### THE RECORDS:
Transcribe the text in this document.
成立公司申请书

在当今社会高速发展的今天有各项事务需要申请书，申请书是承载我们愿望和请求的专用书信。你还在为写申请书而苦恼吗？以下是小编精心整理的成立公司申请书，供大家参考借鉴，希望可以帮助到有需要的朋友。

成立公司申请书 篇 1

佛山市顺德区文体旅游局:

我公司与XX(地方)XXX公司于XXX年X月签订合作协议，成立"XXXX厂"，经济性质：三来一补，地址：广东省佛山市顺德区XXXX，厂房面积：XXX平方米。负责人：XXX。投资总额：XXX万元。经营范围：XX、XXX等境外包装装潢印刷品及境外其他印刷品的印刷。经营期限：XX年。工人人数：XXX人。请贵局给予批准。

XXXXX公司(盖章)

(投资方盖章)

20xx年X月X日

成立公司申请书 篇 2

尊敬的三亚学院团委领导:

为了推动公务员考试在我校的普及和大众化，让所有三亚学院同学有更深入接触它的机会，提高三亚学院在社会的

---

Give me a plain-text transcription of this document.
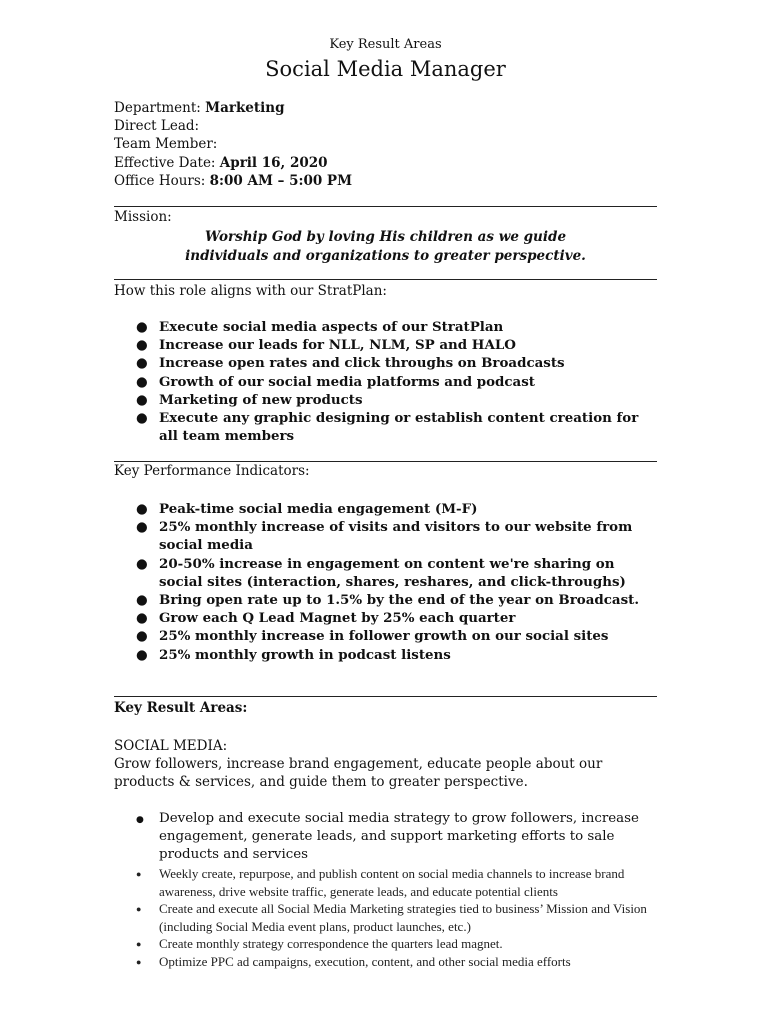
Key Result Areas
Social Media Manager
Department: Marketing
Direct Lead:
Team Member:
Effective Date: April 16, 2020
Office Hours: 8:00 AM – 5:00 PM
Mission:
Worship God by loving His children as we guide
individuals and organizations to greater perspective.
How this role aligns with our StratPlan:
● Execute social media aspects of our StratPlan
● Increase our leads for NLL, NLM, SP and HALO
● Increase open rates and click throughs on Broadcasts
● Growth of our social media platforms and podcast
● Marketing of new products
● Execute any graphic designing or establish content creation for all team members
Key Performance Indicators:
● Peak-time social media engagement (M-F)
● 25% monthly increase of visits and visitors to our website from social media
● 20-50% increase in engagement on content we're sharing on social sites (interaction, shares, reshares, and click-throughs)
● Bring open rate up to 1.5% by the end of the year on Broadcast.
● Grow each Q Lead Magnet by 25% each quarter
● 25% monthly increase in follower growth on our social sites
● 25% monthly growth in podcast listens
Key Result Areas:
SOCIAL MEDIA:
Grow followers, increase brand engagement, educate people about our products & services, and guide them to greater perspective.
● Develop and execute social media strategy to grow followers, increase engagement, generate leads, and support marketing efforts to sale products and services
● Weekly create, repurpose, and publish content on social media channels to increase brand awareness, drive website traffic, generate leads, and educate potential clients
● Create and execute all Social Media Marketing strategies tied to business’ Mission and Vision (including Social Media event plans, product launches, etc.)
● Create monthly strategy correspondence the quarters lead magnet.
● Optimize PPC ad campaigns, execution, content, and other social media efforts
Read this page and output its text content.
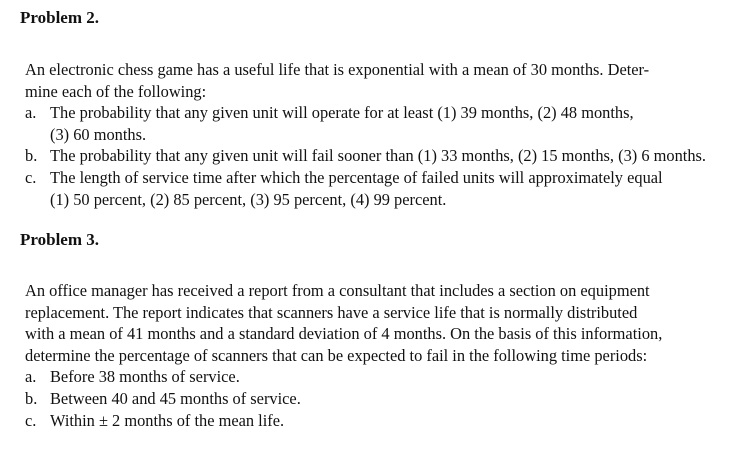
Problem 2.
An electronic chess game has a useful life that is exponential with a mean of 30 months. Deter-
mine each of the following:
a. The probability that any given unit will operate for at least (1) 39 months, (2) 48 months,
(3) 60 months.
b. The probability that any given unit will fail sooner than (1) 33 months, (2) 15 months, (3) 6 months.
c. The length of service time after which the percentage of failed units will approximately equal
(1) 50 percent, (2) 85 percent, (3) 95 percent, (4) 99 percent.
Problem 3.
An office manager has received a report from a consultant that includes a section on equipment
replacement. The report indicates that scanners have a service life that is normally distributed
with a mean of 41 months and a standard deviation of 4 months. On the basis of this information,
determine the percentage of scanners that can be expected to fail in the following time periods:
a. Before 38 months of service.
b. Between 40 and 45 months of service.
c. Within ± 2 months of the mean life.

### TASK DETAILS:
From the records given above, copy all lines containing "podcast".

### EXPECTED OUTPUT:
● Growth of our social media platforms and podcast
● 25% monthly growth in podcast listens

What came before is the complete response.